_Set of tasks_
1. List every video game named in the game jam postmortem.
2. Write a continuation of the game jam postmortem, picking up after its final sentence in the Objectives section.

Given passage Start Marker

An Uncrank'd Game Jam's Postmortem


First Draft

After thinking of a few concepts I decided on an exploration game where you sail the seven seas searching for treasure, I kinda wanted to recreate the feeling of The Legend of Zelda: Phantom Hourglass where I remember spending  several hours exploring the sea on my DS.

Furthermore, I knew that a mode7's library was available for the Playdate and thought that it was a good opportunity to test it.

                                                                                                                         

Mode7

Mode7 originate from the SNES and is especially known with Mario Kart. This technique is used to fake a 3D effect using only sprites and reducing a lot the performance cost that would otherwise need to render a 3D object. The Playdate doesn't have any GPU, so it turns out that this technique is particularly effective on this hardware.

Mario Kart on SNES use Mode7

Hopefully the developers of P-Racing developed their own Mode7 library for the game and made it public (Playdate Mode7 Library). Now I just have to learn how it works and we're lucky, they made a demo project and a really good documentation.

                                                                                                                         

Character, Controls, Camera

The first step was to create a toy, so first I focused on the 3C ( Character, Controls, Camera ). The Character remained quite similar to the P-Racing demo scene from the library, but I added a bit of movement to the Camera.

First prototype with just controlling the boat

The biggest change was on the Controls, I wanted to use the crank in some way, and at the time a was thinking of a game much focused on the racing side. The gauge is a relic of this, cranking to fast would have caused the boat's motor to stop and highest speed would have been achieved when cranking at a stable defined speed. In the end, I focused more on the rest of the game and the gauge remained a simple speed display.

Steam's gauge prototype

                                                                                                                         

Objectives

Now that I can travel through an endless sea, it's time to define the objectives, basically, what can the players do in the game and how can they win it. I took some idea from games like A Short Hike, in which, despite having a limited area, you may find a lot of different activities (mini-games, puzzles, find secret...) to gather items that will help you reach your final goal.

Given passage End Marker
Information provided Start Marker

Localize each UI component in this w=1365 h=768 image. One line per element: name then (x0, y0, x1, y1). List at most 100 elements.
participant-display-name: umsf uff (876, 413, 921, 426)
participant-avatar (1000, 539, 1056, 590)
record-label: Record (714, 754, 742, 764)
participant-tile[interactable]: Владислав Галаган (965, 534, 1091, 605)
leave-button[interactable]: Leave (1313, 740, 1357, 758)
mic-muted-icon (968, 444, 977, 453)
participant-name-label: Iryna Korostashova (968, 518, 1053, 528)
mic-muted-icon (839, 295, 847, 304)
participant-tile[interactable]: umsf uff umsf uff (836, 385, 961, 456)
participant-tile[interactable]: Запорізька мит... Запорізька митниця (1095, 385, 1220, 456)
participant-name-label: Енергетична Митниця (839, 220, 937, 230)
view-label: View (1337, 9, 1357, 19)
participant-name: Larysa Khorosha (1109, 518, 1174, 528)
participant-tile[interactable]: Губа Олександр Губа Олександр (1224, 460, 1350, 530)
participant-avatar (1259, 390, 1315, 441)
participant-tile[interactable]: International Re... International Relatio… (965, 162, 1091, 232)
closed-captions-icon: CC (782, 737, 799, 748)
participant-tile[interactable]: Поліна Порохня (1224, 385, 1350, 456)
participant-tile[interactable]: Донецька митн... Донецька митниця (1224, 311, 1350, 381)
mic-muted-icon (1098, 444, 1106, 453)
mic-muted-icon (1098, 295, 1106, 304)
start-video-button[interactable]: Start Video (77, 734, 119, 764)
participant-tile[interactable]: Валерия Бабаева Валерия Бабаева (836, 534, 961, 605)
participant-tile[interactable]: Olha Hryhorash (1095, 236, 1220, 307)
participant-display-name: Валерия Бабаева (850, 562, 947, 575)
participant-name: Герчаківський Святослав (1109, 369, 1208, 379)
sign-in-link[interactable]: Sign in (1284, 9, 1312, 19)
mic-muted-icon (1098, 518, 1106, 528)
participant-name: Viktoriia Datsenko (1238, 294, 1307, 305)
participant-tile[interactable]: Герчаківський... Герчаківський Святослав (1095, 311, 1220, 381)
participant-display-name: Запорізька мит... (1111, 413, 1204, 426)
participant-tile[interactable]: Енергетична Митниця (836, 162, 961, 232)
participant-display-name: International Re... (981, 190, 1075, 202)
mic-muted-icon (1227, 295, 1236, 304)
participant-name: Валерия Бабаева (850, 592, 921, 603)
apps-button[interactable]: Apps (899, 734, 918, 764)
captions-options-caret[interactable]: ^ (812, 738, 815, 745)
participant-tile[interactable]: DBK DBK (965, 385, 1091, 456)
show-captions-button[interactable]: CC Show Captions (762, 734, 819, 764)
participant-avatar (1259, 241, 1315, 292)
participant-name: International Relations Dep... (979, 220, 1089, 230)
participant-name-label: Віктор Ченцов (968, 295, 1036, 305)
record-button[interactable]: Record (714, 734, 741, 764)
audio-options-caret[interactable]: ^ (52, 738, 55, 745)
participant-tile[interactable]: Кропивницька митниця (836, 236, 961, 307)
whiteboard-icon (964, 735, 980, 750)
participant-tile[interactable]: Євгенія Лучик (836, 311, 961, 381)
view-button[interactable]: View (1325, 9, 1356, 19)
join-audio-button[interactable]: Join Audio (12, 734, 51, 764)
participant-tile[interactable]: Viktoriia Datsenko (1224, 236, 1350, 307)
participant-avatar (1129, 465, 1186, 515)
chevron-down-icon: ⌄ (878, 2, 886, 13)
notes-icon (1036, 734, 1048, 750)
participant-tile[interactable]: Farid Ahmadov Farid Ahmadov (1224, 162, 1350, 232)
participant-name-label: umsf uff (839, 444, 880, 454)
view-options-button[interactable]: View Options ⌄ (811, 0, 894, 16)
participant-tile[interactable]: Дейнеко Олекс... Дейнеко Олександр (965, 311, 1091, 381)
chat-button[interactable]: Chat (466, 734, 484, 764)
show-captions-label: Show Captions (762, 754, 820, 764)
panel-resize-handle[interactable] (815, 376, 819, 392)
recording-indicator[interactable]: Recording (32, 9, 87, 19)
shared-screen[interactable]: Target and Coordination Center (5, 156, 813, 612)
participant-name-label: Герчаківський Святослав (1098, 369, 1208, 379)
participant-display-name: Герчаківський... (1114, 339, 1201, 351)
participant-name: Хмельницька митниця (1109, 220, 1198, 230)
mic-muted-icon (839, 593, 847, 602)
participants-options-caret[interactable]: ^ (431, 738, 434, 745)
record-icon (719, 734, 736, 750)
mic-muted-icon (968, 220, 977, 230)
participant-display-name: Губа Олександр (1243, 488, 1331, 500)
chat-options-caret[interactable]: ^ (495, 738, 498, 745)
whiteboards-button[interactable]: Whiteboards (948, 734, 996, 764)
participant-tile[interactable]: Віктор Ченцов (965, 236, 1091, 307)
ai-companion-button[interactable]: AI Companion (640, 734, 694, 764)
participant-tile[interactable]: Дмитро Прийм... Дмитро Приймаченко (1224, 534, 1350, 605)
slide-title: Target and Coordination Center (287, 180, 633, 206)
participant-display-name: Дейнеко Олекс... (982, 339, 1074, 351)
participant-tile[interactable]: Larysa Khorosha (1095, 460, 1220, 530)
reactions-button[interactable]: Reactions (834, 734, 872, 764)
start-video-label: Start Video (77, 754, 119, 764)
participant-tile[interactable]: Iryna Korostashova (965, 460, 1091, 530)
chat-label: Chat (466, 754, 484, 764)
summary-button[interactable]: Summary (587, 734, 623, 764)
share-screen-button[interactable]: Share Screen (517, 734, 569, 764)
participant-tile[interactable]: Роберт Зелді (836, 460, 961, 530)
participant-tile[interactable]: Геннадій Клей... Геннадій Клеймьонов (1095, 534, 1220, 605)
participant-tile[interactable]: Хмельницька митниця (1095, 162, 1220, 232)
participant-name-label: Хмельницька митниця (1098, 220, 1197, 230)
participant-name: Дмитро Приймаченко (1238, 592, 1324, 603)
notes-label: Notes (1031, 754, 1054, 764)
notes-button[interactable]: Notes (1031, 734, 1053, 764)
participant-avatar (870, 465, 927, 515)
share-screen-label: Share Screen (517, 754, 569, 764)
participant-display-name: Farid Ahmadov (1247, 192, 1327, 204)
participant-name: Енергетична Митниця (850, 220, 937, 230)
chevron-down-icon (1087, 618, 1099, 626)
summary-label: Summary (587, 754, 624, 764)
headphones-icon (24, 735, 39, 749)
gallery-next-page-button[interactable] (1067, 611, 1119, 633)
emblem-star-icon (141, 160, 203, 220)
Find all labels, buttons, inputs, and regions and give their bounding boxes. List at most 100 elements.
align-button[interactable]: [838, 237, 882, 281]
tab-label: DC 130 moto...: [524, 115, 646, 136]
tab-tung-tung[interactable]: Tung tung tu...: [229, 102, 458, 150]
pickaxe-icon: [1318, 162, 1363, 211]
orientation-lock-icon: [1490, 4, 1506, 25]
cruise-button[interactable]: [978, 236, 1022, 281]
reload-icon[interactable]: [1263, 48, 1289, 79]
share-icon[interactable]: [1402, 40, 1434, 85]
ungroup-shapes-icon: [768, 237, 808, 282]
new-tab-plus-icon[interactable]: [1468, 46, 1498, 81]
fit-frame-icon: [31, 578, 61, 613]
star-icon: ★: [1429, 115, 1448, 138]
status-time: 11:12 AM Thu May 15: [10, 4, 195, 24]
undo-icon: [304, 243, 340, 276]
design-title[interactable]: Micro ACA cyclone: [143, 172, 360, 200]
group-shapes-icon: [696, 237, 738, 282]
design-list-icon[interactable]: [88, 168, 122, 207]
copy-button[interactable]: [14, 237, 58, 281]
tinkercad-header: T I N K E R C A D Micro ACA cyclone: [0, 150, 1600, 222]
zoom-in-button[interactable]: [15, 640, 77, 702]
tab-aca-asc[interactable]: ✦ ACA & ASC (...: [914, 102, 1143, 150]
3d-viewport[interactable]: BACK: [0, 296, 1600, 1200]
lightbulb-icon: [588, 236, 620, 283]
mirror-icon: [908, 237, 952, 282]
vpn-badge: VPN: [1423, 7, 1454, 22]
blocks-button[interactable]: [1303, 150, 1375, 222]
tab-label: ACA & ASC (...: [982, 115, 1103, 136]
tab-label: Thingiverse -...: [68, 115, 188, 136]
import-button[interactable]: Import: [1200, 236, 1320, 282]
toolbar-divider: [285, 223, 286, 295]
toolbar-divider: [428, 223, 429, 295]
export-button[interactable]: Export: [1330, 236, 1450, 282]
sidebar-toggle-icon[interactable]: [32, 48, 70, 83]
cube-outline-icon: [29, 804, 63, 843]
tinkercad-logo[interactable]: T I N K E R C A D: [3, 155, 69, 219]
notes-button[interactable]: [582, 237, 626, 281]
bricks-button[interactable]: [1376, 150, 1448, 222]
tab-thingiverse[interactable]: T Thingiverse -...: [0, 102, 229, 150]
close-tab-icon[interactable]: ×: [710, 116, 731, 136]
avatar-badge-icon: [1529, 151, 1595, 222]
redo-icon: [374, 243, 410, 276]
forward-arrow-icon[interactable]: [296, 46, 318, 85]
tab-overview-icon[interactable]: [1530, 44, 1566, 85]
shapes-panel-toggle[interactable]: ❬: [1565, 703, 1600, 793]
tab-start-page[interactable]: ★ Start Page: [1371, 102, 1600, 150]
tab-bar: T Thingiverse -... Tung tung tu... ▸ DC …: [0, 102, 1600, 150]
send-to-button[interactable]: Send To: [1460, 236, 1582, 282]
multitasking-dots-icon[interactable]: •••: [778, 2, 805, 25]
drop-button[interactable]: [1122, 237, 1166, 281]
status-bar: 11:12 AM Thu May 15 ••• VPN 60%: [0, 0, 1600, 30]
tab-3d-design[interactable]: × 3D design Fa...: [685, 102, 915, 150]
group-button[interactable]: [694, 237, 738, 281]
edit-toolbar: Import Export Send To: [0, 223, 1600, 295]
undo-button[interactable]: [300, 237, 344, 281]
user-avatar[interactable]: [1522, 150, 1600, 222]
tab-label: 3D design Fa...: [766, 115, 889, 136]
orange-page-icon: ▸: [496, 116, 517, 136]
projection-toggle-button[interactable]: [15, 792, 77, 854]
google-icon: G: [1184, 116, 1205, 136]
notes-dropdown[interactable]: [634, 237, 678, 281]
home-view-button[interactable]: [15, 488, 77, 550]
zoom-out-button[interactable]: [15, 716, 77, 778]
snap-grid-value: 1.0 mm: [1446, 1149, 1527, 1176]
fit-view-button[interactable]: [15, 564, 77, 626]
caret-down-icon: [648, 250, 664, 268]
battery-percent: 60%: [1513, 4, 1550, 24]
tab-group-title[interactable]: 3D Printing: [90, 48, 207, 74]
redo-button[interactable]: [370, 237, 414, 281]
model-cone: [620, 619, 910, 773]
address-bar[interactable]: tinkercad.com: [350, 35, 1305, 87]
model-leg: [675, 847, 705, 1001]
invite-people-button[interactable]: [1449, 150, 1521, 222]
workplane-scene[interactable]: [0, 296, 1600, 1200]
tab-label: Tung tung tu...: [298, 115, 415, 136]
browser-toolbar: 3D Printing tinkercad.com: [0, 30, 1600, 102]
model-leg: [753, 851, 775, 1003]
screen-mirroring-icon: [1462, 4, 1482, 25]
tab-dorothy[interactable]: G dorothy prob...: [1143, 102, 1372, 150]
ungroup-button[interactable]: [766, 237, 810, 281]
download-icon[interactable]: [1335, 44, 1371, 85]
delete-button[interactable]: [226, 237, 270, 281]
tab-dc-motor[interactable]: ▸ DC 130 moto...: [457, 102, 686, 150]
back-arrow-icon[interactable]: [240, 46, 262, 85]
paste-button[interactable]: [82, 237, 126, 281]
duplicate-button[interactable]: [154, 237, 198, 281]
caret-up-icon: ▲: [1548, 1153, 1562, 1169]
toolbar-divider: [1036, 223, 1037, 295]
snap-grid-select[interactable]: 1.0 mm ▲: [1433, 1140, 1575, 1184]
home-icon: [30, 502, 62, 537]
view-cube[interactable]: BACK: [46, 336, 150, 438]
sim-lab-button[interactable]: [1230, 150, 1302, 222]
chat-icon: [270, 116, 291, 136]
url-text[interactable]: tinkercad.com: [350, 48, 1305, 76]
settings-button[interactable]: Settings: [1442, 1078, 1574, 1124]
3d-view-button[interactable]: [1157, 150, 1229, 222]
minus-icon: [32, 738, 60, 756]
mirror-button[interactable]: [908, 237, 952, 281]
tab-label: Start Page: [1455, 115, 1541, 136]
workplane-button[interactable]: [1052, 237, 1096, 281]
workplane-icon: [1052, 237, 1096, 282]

Information provided End Marker

_Responses in order_
1. The Legend of Zelda: Phantom Hourglass, Mario Kart, P-Racing, A Short Hike

2.
Here, the final goal will be simple: collect X amount of a certain item (this will be the Crystals). This approach allows me one thing really important for a game jam: to have a working game even if there is only 1 or 2 Crystals available. And depending of the time remaining, I can create new ways to add Crystals and increase their number.

First I listed different mechanics that could be used to find those Crystals:

  • Path to follow, possibly in a limited time
  • Finding item in the ocean with a Salvage-arm ( some items will be hidden )
    • Finding Crystal directly or
    • Finding Bottles to show hidden spot on the map
  • Hidden path to follow ( show on the map after finding Bottles )
  • A cannon to shoot moving targets
  • Gathering X items in a limited time on the map to gain 1 Crystal

Passing through gates

In the end, there is 6 Crystals available, 4 to be found at specifics spot with the Salvage-hand ( 2 shown, 2 hidden ), 1 by following the path of gates and 1 last by following a precise path around rocks that will be drawn of the map after finding Bottles.

The Legend of Zelda: Phantom Hourglass (cannon gameplay idea)

                                                                                                                         

Creating the Assets

The library uses bitmaps, those are grey-scale images that will be processed by the Playdate to show a different dithering pattern depending of the grey strength. This is especially useful to sprite that will be rotated in 3D dimension like the floor of the game, the track for P-Racing and the sea for The Crystal Bay. The documentation gave a few examples using "ImageMagick" to create the right file format for bitmap as it asks a bit more processing than just drawing black and white images.

Grey-scale bitmap to Playdate dithering

All the elements drawn in the world are called Sprite into the library. As I said above, we will need a ImageTable with every possible angle of the sprite to fake a 3D object. To help us with this process there is also a demo Blender's project in the Mode7 library that will help us. This Blender project contains a script that will automatically take images of the given 3D model at a given angle interval. For example, I asked the script to take an image  of this Tower every 40° ( Yaw rotation ) so it created a total of 9 images. Once in the game, the sprite is shown accordingly to the camera's angle.

Tilemap example

Here, I took some assets from Kenney's Pirate Kit and Kenney's Watercraft Kit and applied this processed. One issue I had was caused by the overused of dithering, this made the game really hard to read and is still a point that could be greatly improved in my opinion. To fix this issue, I added a coarse outline in Blender for each element before.


Blender Mode7 process

One downscale of this is that the fewer image is taken the more the object seems to jump between frames. And here is just a simple example, we need more images depending of the distance of the object ( we can this this for the rocks behind the tower ), and even more if we want to animate these objects or add Pitch rotation. So if we don't limit the number of frames, we could end up with the Playdate having issues to retrieve all the necessary images fast enough.

Tower Sprite in-game's result

                                                                                                                         

Finishing touches

One thing I worked on in parallel was the map, some gameplay needs it and as the game is heavily based on exploration, it seemed like a must-go anyway. I first created a dynamic map, generated on the fly during the game execution, while it didn't looks really good and it helped me to place all my elements in the game ( filled circles are sprites like rocks, tower, buoys and the outline circles are the hidden detection zone ).

Once all my elements were positioned correctly, I just had to take a screenshot, export it to Aseprite and draw my own map following the given arrangement as well as the hints that could be found in the Bottles.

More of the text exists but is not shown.